Task brief
Show each line of the data below that has the string "nemen" in it.

Records shown
· · · · · · ·

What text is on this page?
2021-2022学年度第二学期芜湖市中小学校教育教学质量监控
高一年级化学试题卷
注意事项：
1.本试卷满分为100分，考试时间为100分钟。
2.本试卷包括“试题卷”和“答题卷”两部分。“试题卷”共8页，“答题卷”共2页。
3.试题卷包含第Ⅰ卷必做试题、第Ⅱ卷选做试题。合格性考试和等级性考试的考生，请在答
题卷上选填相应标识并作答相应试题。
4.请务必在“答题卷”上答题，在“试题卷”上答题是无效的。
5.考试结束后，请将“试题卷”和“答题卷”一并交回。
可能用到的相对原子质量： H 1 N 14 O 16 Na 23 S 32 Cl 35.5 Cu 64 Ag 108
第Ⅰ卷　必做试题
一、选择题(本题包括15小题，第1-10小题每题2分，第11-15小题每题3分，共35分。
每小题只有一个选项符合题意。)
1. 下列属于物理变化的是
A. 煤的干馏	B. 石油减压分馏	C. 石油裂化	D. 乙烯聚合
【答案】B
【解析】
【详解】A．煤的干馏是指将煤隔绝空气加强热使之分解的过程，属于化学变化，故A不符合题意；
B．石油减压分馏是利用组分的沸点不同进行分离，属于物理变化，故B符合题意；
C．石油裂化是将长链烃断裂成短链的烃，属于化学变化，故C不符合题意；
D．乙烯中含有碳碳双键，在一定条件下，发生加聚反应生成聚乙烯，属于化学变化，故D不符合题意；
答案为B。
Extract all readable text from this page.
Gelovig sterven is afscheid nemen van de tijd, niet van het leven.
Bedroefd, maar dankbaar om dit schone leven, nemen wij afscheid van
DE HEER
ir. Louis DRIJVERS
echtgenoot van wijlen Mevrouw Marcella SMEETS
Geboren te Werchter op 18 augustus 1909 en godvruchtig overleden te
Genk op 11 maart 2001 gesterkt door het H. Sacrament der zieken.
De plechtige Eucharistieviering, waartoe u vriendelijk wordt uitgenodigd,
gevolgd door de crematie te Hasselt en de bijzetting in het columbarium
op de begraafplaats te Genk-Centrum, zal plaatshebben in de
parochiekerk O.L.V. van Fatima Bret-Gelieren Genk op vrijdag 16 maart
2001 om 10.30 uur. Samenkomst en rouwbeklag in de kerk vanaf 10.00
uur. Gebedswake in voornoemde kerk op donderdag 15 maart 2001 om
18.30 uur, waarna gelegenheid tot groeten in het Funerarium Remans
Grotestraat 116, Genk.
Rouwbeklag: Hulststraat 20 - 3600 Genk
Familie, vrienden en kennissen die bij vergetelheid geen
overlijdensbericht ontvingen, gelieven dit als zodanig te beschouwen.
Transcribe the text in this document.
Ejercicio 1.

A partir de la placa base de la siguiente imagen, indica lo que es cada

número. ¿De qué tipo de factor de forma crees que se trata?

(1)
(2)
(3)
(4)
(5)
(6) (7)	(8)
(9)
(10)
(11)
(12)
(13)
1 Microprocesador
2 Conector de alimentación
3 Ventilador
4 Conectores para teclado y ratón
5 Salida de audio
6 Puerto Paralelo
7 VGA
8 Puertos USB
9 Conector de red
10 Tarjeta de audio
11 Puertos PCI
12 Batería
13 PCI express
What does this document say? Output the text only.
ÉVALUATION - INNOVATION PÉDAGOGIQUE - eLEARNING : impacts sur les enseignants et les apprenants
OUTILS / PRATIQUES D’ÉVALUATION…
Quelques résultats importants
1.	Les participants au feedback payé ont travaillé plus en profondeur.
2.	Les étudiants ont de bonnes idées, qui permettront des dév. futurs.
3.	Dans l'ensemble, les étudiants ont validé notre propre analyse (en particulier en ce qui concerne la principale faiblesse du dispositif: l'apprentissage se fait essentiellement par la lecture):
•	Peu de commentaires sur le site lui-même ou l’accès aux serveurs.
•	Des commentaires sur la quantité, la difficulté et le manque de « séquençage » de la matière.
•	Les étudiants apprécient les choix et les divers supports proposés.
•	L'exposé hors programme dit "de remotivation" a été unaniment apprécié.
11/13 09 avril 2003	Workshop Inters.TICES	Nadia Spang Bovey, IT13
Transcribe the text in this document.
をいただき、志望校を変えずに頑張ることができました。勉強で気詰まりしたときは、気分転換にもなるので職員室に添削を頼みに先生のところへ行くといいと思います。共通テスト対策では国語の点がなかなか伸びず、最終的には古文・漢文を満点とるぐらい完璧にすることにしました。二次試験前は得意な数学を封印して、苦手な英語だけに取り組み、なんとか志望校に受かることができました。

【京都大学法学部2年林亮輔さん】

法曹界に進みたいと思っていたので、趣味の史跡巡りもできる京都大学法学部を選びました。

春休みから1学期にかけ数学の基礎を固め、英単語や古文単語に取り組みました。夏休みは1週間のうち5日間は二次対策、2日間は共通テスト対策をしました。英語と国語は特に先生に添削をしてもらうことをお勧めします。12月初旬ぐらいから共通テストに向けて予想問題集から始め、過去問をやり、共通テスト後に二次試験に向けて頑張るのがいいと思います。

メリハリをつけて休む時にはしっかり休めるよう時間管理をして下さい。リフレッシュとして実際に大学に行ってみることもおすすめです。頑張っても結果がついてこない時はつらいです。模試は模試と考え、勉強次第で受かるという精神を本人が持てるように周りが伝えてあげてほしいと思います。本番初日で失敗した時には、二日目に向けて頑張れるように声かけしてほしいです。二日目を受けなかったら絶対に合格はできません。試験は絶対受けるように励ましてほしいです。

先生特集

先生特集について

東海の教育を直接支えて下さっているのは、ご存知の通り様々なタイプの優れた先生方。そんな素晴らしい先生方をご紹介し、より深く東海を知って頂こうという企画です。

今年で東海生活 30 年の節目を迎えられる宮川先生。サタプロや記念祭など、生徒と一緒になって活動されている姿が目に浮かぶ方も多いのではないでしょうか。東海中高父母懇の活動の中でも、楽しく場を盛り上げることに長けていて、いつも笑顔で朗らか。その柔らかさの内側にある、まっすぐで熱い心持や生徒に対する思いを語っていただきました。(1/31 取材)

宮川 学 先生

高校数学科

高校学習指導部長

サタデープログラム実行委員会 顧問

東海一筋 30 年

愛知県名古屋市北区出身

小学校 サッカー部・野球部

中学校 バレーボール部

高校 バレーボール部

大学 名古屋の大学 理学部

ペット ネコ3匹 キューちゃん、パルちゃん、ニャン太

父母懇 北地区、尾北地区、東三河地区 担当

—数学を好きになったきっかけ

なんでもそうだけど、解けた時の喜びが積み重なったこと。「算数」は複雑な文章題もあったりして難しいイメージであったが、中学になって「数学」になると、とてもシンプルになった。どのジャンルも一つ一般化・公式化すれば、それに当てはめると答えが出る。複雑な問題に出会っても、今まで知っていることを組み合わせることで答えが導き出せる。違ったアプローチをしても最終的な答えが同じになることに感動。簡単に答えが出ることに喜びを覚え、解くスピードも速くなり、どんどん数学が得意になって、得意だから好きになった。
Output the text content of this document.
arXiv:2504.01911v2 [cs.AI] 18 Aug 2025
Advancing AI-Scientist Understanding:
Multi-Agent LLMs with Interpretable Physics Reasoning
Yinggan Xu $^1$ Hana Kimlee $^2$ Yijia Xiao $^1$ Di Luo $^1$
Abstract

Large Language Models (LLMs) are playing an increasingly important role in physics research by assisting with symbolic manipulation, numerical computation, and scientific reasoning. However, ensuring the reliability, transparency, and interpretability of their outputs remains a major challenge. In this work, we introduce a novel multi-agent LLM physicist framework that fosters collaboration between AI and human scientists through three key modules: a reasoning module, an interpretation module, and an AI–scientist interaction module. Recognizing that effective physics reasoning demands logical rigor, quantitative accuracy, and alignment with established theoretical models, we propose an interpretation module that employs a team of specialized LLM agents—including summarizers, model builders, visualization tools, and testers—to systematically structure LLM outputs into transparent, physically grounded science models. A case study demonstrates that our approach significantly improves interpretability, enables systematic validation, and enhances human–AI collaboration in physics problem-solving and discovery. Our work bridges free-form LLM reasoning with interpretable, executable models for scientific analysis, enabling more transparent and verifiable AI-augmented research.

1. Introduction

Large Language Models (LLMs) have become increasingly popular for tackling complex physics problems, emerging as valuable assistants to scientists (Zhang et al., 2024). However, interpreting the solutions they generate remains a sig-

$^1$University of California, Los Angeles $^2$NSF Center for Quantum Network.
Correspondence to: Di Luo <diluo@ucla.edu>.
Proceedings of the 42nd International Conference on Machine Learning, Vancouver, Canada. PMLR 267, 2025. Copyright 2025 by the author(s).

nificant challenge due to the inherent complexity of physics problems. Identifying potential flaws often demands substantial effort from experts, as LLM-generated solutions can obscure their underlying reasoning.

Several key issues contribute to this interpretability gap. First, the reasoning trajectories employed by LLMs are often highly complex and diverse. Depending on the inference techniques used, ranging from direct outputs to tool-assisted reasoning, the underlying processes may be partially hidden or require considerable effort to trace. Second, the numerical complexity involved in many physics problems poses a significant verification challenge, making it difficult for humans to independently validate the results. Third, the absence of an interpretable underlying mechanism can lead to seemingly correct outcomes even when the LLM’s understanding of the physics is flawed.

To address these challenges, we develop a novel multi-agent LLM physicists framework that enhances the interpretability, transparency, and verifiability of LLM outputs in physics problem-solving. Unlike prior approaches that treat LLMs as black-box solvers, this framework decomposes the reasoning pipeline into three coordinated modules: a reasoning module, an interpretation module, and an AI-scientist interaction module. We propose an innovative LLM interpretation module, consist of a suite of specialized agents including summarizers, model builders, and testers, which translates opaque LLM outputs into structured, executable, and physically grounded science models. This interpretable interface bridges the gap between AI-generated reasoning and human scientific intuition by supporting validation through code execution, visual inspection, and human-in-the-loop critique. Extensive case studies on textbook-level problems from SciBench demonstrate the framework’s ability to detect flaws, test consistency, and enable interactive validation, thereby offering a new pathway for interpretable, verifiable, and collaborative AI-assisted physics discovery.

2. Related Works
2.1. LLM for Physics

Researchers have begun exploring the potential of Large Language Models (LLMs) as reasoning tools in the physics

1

· · · · · · ·

Result of this exercise
Gelovig sterven is afscheid nemen van de tijd, niet van het leven.
Bedroefd, maar dankbaar om dit schone leven, nemen wij afscheid van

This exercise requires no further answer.